*INFORMATION SHOWN*.
──────────────────────────────
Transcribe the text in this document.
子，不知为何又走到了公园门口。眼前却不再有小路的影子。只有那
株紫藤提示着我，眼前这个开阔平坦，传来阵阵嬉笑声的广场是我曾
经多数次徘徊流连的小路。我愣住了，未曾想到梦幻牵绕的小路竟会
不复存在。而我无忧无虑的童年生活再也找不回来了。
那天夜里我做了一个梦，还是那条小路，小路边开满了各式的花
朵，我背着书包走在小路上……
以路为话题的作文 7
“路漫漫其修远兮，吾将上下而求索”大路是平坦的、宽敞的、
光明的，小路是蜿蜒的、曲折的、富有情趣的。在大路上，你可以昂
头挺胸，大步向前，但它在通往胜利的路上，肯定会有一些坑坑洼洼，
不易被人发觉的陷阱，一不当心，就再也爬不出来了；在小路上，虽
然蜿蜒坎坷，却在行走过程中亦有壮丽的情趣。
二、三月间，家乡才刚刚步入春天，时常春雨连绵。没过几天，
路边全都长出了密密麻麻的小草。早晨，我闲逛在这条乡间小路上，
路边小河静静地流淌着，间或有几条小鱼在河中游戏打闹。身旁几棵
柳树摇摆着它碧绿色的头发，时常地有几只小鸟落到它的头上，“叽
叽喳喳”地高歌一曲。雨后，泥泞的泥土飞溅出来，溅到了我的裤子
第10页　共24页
──────────────────────────────
*PROBLEM TO SOLVE*. From the records above, extract every line exactly as it stands.

*RIGHT ANSWER*.
Transcribe the text in this document.
子，不知为何又走到了公园门口。眼前却不再有小路的影子。只有那
株紫藤提示着我，眼前这个开阔平坦，传来阵阵嬉笑声的广场是我曾
经多数次徘徊流连的小路。我愣住了，未曾想到梦幻牵绕的小路竟会
不复存在。而我无忧无虑的童年生活再也找不回来了。
那天夜里我做了一个梦，还是那条小路，小路边开满了各式的花
朵，我背着书包走在小路上……
以路为话题的作文 7
“路漫漫其修远兮，吾将上下而求索”大路是平坦的、宽敞的、
光明的，小路是蜿蜒的、曲折的、富有情趣的。在大路上，你可以昂
头挺胸，大步向前，但它在通往胜利的路上，肯定会有一些坑坑洼洼，
不易被人发觉的陷阱，一不当心，就再也爬不出来了；在小路上，虽
然蜿蜒坎坷，却在行走过程中亦有壮丽的情趣。
二、三月间，家乡才刚刚步入春天，时常春雨连绵。没过几天，
路边全都长出了密密麻麻的小草。早晨，我闲逛在这条乡间小路上，
路边小河静静地流淌着，间或有几条小鱼在河中游戏打闹。身旁几棵
柳树摇摆着它碧绿色的头发，时常地有几只小鸟落到它的头上，“叽
叽喳喳”地高歌一曲。雨后，泥泞的泥土飞溅出来，溅到了我的裤子
第10页　共24页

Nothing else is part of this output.